* _Material provided_
########

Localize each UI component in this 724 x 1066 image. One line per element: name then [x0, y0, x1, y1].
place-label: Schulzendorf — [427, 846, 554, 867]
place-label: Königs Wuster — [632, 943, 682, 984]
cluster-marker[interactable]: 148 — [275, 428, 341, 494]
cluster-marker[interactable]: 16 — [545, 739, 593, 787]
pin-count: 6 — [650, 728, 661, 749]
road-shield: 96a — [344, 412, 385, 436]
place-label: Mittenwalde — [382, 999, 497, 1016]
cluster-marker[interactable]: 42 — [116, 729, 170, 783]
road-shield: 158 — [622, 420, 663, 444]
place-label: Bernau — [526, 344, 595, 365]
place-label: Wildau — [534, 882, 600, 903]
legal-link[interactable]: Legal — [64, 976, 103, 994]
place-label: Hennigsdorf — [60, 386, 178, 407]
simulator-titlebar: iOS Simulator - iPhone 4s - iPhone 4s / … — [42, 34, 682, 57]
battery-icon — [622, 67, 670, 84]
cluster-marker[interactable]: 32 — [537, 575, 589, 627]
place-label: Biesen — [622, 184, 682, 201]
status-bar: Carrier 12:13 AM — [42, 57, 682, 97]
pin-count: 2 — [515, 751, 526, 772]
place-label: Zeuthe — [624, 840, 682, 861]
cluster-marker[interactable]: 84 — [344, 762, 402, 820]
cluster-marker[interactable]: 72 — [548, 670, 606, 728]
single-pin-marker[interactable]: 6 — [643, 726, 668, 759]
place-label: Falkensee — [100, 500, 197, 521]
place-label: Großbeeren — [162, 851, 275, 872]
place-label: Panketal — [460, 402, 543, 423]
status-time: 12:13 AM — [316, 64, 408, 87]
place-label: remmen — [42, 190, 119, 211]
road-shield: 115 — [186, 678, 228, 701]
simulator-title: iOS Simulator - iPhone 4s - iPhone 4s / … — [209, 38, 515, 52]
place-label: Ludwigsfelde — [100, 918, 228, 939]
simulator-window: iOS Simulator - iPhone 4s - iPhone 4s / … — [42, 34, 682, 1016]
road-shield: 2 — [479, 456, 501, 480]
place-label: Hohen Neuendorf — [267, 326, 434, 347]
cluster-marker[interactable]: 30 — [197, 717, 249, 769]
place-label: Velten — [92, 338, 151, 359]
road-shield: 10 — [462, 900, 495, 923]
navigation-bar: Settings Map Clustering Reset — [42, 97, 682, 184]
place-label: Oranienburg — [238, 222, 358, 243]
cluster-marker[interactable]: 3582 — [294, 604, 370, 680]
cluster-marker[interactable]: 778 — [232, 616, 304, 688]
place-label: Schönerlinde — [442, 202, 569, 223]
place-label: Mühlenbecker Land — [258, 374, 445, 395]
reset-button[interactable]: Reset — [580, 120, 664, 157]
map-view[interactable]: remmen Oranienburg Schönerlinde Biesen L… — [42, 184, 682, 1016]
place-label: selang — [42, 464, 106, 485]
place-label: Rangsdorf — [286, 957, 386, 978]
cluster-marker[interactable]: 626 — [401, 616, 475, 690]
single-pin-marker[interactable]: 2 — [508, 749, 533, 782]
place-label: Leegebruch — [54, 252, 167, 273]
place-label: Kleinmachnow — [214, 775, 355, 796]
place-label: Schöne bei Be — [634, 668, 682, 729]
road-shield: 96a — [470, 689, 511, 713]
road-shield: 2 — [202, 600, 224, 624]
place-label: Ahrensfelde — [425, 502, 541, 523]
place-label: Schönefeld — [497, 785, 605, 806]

########

* _Exercise_
Locate each line in the items above that contains the string "Biesen", and copy those lines out in full.

* _Task result_
place-label: Biesen — [622, 184, 682, 201]
map-view[interactable]: remmen Oranienburg Schönerlinde Biesen L… — [42, 184, 682, 1016]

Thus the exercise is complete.